[What is needed] Say how many lines contain "歳出総額は", using only the number.

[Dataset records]
_ _ _ _ _ _ _

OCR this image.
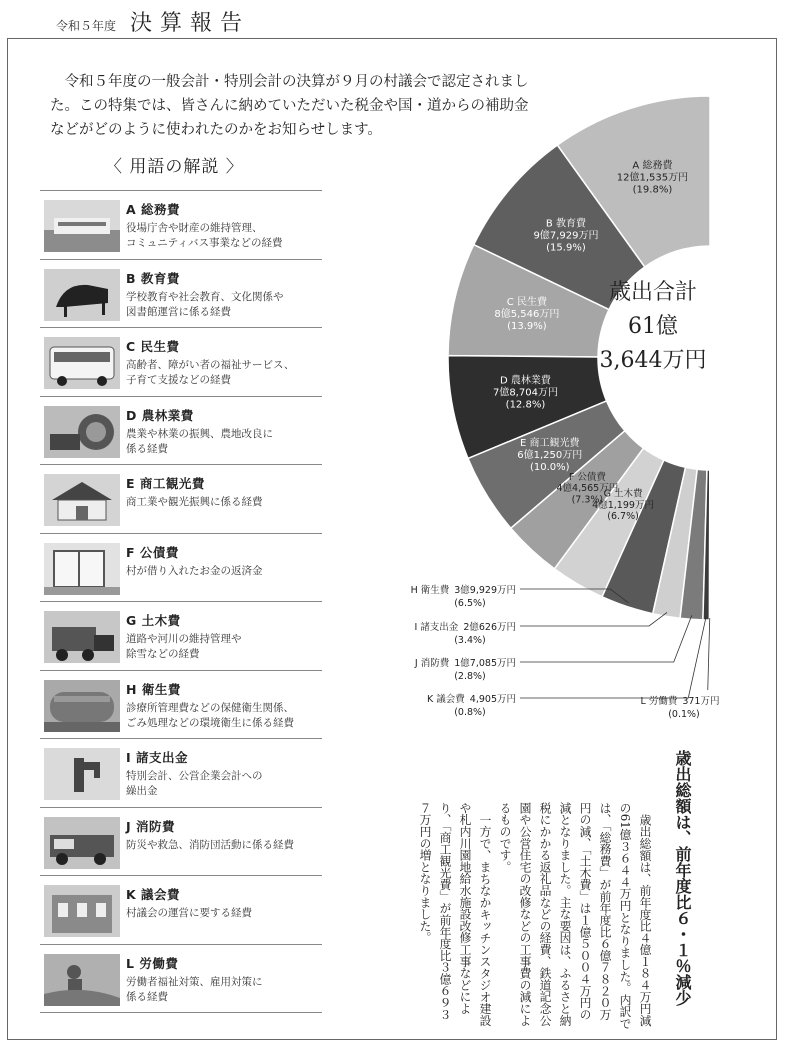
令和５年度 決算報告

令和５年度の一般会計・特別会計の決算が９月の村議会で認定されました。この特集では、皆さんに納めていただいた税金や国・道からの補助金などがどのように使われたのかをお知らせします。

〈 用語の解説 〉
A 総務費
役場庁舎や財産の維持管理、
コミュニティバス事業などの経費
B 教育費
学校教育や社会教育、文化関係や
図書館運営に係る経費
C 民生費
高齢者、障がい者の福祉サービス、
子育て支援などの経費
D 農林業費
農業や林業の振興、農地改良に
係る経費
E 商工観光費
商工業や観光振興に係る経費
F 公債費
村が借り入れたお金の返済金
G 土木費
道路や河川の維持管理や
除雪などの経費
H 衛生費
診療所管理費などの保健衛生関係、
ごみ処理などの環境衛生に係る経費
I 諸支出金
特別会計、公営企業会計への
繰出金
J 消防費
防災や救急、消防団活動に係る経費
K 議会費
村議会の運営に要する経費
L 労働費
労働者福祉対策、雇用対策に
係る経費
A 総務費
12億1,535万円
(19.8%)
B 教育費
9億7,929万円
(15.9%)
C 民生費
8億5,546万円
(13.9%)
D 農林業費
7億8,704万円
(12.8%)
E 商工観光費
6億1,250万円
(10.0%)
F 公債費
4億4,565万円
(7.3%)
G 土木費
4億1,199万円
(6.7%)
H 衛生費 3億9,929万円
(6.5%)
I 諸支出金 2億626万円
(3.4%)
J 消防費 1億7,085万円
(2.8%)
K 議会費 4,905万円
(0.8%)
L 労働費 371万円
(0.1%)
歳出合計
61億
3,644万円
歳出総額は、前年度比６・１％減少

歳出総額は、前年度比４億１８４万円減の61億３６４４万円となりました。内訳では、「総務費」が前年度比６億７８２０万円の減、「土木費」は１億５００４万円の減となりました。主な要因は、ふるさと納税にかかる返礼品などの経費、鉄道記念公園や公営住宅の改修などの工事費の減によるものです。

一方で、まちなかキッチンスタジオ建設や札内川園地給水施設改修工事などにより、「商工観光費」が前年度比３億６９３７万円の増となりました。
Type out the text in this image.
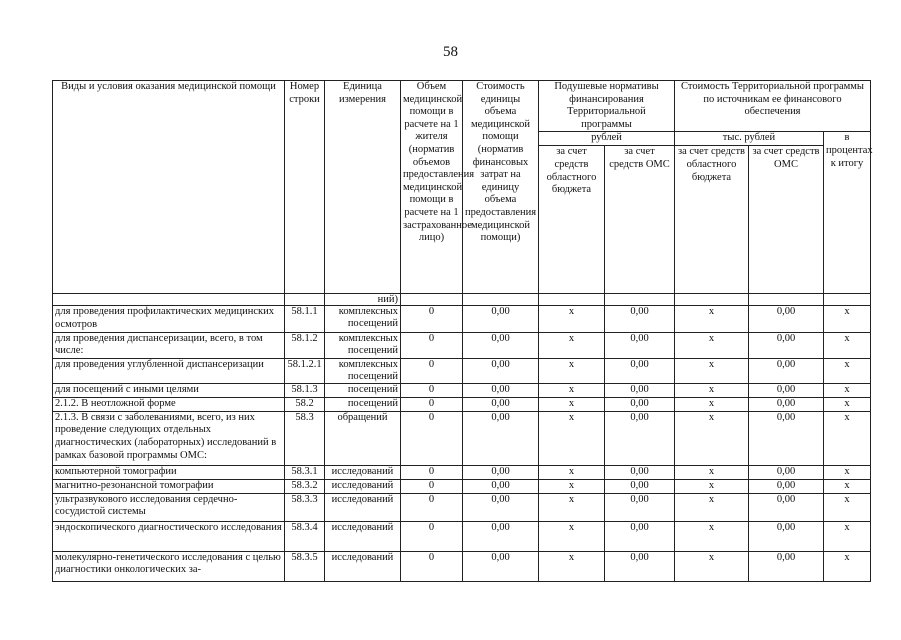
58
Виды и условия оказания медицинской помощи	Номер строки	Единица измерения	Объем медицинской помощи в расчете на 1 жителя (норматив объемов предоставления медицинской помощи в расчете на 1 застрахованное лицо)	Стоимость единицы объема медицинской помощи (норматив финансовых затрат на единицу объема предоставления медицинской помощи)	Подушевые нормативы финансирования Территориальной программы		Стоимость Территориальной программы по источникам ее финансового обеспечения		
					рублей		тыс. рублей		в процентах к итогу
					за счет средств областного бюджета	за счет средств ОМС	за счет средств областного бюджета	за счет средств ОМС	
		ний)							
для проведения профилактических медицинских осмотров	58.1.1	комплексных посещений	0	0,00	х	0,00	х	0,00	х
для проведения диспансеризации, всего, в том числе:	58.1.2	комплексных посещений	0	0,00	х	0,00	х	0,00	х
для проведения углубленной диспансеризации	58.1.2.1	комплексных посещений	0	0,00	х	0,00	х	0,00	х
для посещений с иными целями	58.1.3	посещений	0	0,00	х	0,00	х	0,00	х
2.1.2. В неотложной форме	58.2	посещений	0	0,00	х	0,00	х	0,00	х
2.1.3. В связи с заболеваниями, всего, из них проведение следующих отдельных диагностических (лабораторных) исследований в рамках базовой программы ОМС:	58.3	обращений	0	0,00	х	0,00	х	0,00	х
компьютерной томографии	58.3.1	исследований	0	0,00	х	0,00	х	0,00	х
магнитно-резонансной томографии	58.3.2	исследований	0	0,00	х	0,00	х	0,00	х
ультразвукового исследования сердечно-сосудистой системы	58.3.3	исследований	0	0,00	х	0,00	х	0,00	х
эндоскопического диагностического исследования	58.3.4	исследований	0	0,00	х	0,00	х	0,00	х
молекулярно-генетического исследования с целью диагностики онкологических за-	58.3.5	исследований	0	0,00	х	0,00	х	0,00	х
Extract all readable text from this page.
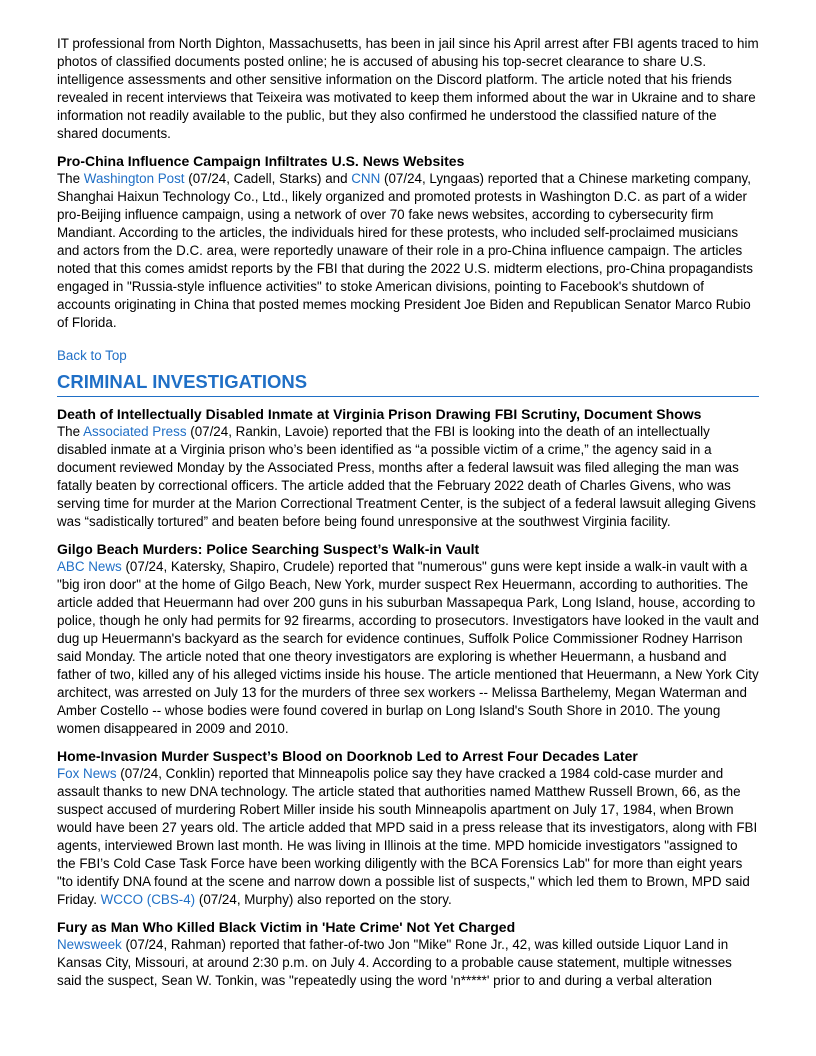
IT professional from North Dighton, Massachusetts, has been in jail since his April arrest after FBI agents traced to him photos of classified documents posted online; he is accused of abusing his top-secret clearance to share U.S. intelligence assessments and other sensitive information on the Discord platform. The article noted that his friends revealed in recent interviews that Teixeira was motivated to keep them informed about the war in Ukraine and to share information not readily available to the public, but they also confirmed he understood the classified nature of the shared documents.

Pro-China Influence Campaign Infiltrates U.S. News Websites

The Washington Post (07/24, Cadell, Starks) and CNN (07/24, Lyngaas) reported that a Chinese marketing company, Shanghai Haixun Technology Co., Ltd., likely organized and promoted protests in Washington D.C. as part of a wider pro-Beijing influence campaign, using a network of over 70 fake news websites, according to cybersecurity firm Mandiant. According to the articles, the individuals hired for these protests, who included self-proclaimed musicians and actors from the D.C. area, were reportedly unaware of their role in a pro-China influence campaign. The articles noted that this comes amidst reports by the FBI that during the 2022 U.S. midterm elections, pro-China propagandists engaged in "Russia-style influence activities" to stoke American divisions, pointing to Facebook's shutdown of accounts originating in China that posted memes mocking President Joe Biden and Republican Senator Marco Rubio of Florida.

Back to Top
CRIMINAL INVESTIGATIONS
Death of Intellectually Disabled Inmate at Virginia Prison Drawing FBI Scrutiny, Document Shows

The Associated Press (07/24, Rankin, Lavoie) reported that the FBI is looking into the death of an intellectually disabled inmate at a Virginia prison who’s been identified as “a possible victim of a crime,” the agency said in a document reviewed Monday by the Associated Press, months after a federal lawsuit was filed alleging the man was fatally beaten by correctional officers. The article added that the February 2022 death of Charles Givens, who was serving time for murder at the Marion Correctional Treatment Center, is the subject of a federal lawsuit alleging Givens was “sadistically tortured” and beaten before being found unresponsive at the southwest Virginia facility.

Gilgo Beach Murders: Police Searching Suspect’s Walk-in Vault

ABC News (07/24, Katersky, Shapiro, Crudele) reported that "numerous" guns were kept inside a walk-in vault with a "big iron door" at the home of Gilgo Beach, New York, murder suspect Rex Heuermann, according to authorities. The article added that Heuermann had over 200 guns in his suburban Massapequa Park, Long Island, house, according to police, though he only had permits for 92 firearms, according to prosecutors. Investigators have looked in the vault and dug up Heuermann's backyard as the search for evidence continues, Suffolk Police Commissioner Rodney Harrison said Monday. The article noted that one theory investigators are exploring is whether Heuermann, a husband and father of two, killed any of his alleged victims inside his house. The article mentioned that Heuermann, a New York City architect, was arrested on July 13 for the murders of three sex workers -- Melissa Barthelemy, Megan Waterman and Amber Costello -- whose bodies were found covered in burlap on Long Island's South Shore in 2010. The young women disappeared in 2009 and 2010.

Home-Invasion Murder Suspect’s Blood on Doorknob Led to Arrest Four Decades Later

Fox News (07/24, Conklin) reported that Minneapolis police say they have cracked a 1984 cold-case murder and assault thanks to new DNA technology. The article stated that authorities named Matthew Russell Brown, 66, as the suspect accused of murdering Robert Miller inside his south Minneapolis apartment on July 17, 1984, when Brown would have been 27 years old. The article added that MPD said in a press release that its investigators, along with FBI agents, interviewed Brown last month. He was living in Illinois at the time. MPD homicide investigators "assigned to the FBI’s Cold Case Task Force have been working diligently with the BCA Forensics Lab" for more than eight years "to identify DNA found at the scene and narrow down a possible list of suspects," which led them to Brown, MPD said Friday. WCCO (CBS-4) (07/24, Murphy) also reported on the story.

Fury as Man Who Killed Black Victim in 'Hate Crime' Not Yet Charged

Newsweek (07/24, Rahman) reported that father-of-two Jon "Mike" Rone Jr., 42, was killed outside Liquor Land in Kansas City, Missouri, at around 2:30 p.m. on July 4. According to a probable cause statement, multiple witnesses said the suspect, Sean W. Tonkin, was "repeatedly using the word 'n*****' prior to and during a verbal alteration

_ _ _ _ _ _ _

[Final answer] 2